[BEGIN Data entries]

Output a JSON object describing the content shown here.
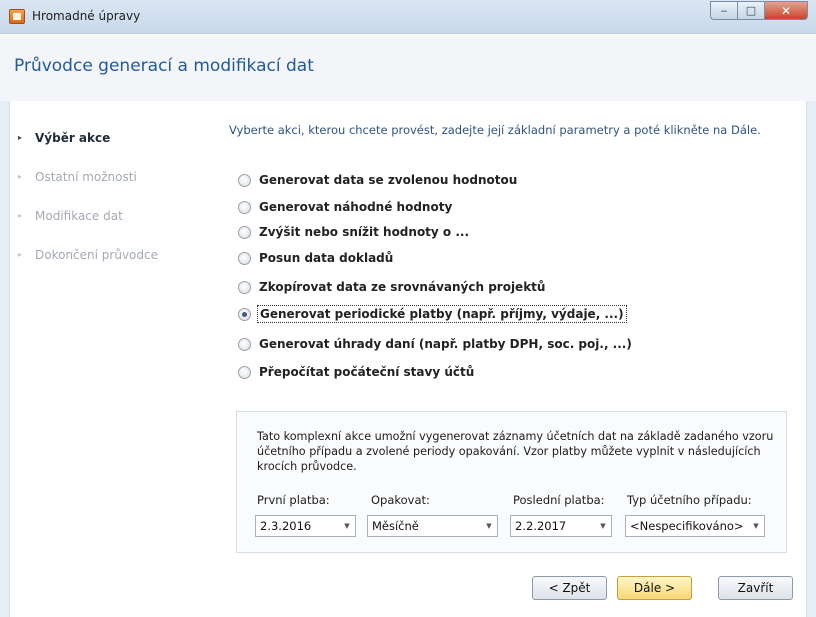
{
  "window": {
    "title": "Hromadné úpravy",
    "controls": [
      "minimize-icon",
      "maximize-icon",
      "close-icon"
    ]
  },
  "header": {
    "title": "Průvodce generací a modifikací dat"
  },
  "steps": [
    {
      "label": "Výběr akce",
      "active": true
    },
    {
      "label": "Ostatní možnosti",
      "active": false
    },
    {
      "label": "Modifikace dat",
      "active": false
    },
    {
      "label": "Dokončení průvodce",
      "active": false
    }
  ],
  "instruction": "Vyberte akci, kterou chcete provést, zadejte její základní parametry a poté klikněte na Dále.",
  "options": [
    {
      "label": "Generovat data se zvolenou hodnotou",
      "selected": false
    },
    {
      "label": "Generovat náhodné hodnoty",
      "selected": false
    },
    {
      "label": "Zvýšit nebo snížit hodnoty o ...",
      "selected": false
    },
    {
      "label": "Posun data dokladů",
      "selected": false
    },
    {
      "label": "Zkopírovat data ze srovnávaných projektů",
      "selected": false
    },
    {
      "label": "Generovat periodické platby (např. příjmy, výdaje, ...)",
      "selected": true
    },
    {
      "label": "Generovat úhrady daní (např. platby DPH, soc. poj., ...)",
      "selected": false
    },
    {
      "label": "Přepočítat počáteční stavy účtů",
      "selected": false
    }
  ],
  "description": "Tato komplexní akce umožní vygenerovat záznamy účetních dat na základě zadaného vzoru účetního případu a zvolené periody opakování. Vzor platby můžete vyplnit v následujících krocích průvodce.",
  "fields": {
    "first_payment": {
      "label": "První platba:",
      "value": "2.3.2016"
    },
    "repeat": {
      "label": "Opakovat:",
      "value": "Měsíčně"
    },
    "last_payment": {
      "label": "Poslední platba:",
      "value": "2.2.2017"
    },
    "case_type": {
      "label": "Typ účetního případu:",
      "value": "<Nespecifikováno>"
    }
  },
  "buttons": {
    "back": "< Zpět",
    "next": "Dále >",
    "close": "Zavřít"
  },
  "colors": {
    "accent": "#1f5a9a",
    "instruction_text": "#2e5380",
    "primary_button": "#f8d774"
  }
}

[END Data entries]

- _Written exercise_
Without including any pictures, output all the entries above exactly.

- _Task output_
Output a JSON object describing the content shown here.
{
  "window": {
    "title": "Hromadné úpravy",
    "controls": [
      "minimize-icon",
      "maximize-icon",
      "close-icon"
    ]
  },
  "header": {
    "title": "Průvodce generací a modifikací dat"
  },
  "steps": [
    {
      "label": "Výběr akce",
      "active": true
    },
    {
      "label": "Ostatní možnosti",
      "active": false
    },
    {
      "label": "Modifikace dat",
      "active": false
    },
    {
      "label": "Dokončení průvodce",
      "active": false
    }
  ],
  "instruction": "Vyberte akci, kterou chcete provést, zadejte její základní parametry a poté klikněte na Dále.",
  "options": [
    {
      "label": "Generovat data se zvolenou hodnotou",
      "selected": false
    },
    {
      "label": "Generovat náhodné hodnoty",
      "selected": false
    },
    {
      "label": "Zvýšit nebo snížit hodnoty o ...",
      "selected": false
    },
    {
      "label": "Posun data dokladů",
      "selected": false
    },
    {
      "label": "Zkopírovat data ze srovnávaných projektů",
      "selected": false
    },
    {
      "label": "Generovat periodické platby (např. příjmy, výdaje, ...)",
      "selected": true
    },
    {
      "label": "Generovat úhrady daní (např. platby DPH, soc. poj., ...)",
      "selected": false
    },
    {
      "label": "Přepočítat počáteční stavy účtů",
      "selected": false
    }
  ],
  "description": "Tato komplexní akce umožní vygenerovat záznamy účetních dat na základě zadaného vzoru účetního případu a zvolené periody opakování. Vzor platby můžete vyplnit v následujících krocích průvodce.",
  "fields": {
    "first_payment": {
      "label": "První platba:",
      "value": "2.3.2016"
    },
    "repeat": {
      "label": "Opakovat:",
      "value": "Měsíčně"
    },
    "last_payment": {
      "label": "Poslední platba:",
      "value": "2.2.2017"
    },
    "case_type": {
      "label": "Typ účetního případu:",
      "value": "<Nespecifikováno>"
    }
  },
  "buttons": {
    "back": "< Zpět",
    "next": "Dále >",
    "close": "Zavřít"
  },
  "colors": {
    "accent": "#1f5a9a",
    "instruction_text": "#2e5380",
    "primary_button": "#f8d774"
  }
}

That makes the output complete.